> GIVEN REQUEST
Determine which lines contain the word "Income", then copy those lines.

Records contained in a dataset:
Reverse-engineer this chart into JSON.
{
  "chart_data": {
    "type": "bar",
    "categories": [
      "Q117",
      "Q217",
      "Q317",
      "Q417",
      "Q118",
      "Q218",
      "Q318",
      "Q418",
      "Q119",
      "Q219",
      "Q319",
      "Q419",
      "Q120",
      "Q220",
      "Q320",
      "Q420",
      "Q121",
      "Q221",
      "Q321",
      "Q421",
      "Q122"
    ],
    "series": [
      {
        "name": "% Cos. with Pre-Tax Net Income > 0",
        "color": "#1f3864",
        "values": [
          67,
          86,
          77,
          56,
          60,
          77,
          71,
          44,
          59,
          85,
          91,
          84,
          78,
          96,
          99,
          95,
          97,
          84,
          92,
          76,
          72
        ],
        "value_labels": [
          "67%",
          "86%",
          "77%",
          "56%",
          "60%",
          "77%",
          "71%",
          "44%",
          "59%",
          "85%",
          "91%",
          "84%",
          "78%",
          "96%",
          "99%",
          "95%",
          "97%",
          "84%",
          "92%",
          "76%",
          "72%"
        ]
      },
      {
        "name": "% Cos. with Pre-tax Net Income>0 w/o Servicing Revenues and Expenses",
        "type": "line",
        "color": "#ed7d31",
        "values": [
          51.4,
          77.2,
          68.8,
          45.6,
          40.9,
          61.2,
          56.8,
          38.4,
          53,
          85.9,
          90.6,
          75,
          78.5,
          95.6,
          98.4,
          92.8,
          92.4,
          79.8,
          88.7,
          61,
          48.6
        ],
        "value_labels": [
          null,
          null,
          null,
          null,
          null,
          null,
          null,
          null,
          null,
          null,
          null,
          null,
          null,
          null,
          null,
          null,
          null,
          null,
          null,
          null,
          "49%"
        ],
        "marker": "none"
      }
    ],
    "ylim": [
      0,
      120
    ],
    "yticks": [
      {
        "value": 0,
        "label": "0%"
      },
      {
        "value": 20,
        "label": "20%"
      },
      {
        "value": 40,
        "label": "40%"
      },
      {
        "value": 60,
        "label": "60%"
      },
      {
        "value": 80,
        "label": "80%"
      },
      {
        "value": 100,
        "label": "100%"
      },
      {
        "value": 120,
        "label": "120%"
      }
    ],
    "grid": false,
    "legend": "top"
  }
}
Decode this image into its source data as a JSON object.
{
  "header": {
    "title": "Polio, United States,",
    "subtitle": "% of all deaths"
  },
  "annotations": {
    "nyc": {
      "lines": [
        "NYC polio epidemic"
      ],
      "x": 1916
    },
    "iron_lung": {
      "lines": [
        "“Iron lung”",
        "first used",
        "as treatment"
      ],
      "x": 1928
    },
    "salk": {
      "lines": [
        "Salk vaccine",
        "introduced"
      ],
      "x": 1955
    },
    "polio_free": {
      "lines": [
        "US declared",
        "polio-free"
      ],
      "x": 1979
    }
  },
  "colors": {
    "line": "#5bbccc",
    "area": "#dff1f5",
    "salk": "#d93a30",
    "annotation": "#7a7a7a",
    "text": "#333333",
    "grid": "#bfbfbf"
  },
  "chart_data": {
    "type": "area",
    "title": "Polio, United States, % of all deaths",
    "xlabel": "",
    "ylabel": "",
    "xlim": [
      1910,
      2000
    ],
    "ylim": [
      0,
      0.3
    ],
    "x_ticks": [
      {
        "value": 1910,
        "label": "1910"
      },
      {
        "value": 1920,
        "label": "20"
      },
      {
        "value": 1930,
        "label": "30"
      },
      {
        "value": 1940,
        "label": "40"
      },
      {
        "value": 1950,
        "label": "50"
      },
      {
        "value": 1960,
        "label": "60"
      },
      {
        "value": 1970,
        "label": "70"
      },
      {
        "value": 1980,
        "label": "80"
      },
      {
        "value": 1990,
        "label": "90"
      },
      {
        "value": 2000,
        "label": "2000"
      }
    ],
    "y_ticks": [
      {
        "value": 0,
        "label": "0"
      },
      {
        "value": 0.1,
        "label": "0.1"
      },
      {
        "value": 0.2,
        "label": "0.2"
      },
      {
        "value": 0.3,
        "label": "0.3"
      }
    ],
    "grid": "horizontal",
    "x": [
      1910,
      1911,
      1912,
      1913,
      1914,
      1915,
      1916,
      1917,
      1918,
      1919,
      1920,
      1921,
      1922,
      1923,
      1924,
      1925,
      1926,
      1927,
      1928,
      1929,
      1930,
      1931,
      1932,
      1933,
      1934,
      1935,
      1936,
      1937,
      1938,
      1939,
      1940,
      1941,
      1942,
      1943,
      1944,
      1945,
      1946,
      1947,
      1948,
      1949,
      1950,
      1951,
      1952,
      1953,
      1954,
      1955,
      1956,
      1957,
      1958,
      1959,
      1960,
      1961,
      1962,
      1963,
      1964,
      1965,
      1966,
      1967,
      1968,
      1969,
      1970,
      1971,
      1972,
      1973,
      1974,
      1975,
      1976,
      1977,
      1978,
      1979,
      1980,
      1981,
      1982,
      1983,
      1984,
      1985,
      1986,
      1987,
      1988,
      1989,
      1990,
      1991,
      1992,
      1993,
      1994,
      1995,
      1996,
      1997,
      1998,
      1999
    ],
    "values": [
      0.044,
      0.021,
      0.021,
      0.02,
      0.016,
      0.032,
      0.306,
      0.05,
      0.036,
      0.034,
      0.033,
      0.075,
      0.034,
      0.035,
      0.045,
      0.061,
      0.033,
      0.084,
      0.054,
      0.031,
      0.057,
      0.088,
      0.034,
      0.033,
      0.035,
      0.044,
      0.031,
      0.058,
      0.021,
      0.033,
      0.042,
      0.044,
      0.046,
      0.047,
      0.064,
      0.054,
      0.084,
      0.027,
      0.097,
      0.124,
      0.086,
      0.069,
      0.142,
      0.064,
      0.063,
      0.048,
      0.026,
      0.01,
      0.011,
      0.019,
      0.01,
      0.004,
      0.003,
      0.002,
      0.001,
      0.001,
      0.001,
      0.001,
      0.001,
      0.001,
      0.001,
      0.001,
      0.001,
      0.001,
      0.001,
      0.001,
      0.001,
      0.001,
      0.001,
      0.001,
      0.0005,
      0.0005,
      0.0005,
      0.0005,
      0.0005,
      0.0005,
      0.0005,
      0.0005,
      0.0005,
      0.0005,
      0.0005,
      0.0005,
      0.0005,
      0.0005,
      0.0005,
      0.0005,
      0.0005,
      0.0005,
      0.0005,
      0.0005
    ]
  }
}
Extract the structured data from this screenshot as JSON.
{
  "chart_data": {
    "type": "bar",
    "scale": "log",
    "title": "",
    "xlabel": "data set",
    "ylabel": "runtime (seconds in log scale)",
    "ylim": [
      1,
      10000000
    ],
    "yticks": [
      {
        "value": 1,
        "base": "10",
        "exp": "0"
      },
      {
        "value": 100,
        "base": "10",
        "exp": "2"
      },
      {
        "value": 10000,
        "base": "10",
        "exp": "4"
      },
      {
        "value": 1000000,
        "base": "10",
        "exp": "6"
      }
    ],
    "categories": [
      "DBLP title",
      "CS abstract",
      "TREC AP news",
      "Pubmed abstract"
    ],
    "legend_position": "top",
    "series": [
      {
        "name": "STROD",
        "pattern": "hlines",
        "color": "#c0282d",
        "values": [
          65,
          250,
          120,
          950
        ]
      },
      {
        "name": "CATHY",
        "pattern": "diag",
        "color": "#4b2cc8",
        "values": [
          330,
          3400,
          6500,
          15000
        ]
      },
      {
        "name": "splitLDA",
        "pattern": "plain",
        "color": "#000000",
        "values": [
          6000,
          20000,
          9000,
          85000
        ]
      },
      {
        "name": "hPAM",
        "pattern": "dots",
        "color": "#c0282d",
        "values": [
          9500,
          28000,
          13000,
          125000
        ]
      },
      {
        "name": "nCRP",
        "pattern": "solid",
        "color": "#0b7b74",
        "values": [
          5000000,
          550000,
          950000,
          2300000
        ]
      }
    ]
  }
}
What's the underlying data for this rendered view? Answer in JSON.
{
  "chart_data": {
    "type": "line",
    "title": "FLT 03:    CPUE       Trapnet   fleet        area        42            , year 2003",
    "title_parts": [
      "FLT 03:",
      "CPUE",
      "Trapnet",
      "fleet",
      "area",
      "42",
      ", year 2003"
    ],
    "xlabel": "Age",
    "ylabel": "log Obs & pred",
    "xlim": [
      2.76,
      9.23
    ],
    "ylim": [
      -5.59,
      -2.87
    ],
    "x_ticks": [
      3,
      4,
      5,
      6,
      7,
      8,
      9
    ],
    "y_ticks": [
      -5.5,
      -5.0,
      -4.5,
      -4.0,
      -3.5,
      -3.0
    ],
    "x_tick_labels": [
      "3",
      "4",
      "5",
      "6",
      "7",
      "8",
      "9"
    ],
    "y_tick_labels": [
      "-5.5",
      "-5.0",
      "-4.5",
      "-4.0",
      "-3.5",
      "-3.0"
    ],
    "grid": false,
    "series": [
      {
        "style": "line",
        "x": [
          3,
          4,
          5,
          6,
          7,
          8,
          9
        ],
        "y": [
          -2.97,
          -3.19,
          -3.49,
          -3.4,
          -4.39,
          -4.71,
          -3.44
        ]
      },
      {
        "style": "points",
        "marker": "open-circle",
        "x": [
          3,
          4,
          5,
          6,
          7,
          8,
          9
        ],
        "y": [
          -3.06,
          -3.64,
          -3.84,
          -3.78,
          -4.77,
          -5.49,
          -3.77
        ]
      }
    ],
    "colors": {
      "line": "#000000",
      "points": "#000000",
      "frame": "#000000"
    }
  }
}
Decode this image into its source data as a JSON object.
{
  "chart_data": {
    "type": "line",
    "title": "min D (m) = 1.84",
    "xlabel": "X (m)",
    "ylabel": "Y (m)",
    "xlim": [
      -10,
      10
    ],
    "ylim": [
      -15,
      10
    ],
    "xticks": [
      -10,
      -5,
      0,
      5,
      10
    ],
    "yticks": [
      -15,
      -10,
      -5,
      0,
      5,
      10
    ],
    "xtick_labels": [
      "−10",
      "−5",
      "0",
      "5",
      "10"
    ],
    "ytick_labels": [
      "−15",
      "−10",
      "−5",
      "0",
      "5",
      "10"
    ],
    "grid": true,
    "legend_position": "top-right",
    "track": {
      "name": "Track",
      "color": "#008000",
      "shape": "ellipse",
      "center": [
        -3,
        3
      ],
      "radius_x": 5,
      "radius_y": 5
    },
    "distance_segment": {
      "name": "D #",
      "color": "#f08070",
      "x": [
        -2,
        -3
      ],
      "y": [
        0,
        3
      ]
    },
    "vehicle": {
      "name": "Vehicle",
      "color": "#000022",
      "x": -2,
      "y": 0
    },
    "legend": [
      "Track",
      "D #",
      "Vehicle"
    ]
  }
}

> PROBLEM SOLUTION
        "name": "% Cos. with Pre-Tax Net Income > 0",
        "name": "% Cos. with Pre-tax Net Income>0 w/o Servicing Revenues and Expenses",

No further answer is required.